STATED GOAL
Please output every line of the material as it stands, without the pictures.

— START MATERIAL TO PROCESS —

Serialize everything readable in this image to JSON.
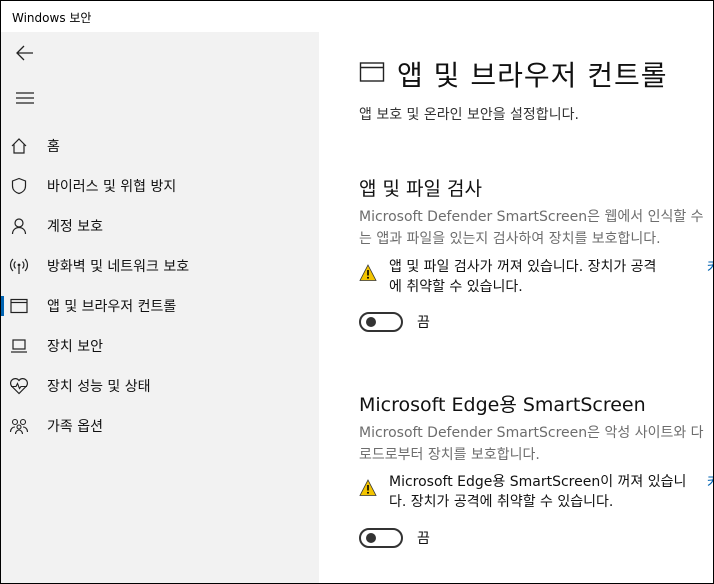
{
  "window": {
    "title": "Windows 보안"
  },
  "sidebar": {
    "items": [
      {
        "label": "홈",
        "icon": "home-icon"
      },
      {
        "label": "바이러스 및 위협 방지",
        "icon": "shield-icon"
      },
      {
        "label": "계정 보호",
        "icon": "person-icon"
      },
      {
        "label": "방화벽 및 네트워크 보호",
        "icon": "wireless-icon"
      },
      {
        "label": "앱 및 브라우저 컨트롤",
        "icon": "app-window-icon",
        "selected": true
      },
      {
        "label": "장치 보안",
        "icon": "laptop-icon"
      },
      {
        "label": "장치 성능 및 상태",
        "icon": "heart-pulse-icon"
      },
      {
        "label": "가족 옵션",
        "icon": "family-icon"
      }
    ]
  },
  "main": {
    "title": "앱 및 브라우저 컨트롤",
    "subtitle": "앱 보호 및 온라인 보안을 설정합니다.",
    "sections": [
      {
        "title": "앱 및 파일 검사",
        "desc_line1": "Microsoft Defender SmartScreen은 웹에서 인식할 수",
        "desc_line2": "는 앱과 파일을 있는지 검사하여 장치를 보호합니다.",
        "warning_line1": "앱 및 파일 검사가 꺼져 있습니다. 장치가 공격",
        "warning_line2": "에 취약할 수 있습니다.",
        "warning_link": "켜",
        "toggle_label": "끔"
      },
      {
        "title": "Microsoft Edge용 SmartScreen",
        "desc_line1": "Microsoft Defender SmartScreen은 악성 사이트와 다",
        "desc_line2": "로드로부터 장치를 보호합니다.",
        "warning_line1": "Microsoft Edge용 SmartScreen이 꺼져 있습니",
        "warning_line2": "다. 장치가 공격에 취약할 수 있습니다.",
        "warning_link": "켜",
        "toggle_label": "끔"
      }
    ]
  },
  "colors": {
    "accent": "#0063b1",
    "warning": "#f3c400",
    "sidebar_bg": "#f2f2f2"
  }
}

— END MATERIAL TO PROCESS —

COMPLETED EXERCISE
Serialize everything readable in this image to JSON.
{
  "window": {
    "title": "Windows 보안"
  },
  "sidebar": {
    "items": [
      {
        "label": "홈",
        "icon": "home-icon"
      },
      {
        "label": "바이러스 및 위협 방지",
        "icon": "shield-icon"
      },
      {
        "label": "계정 보호",
        "icon": "person-icon"
      },
      {
        "label": "방화벽 및 네트워크 보호",
        "icon": "wireless-icon"
      },
      {
        "label": "앱 및 브라우저 컨트롤",
        "icon": "app-window-icon",
        "selected": true
      },
      {
        "label": "장치 보안",
        "icon": "laptop-icon"
      },
      {
        "label": "장치 성능 및 상태",
        "icon": "heart-pulse-icon"
      },
      {
        "label": "가족 옵션",
        "icon": "family-icon"
      }
    ]
  },
  "main": {
    "title": "앱 및 브라우저 컨트롤",
    "subtitle": "앱 보호 및 온라인 보안을 설정합니다.",
    "sections": [
      {
        "title": "앱 및 파일 검사",
        "desc_line1": "Microsoft Defender SmartScreen은 웹에서 인식할 수",
        "desc_line2": "는 앱과 파일을 있는지 검사하여 장치를 보호합니다.",
        "warning_line1": "앱 및 파일 검사가 꺼져 있습니다. 장치가 공격",
        "warning_line2": "에 취약할 수 있습니다.",
        "warning_link": "켜",
        "toggle_label": "끔"
      },
      {
        "title": "Microsoft Edge용 SmartScreen",
        "desc_line1": "Microsoft Defender SmartScreen은 악성 사이트와 다",
        "desc_line2": "로드로부터 장치를 보호합니다.",
        "warning_line1": "Microsoft Edge용 SmartScreen이 꺼져 있습니",
        "warning_line2": "다. 장치가 공격에 취약할 수 있습니다.",
        "warning_link": "켜",
        "toggle_label": "끔"
      }
    ]
  },
  "colors": {
    "accent": "#0063b1",
    "warning": "#f3c400",
    "sidebar_bg": "#f2f2f2"
  }
}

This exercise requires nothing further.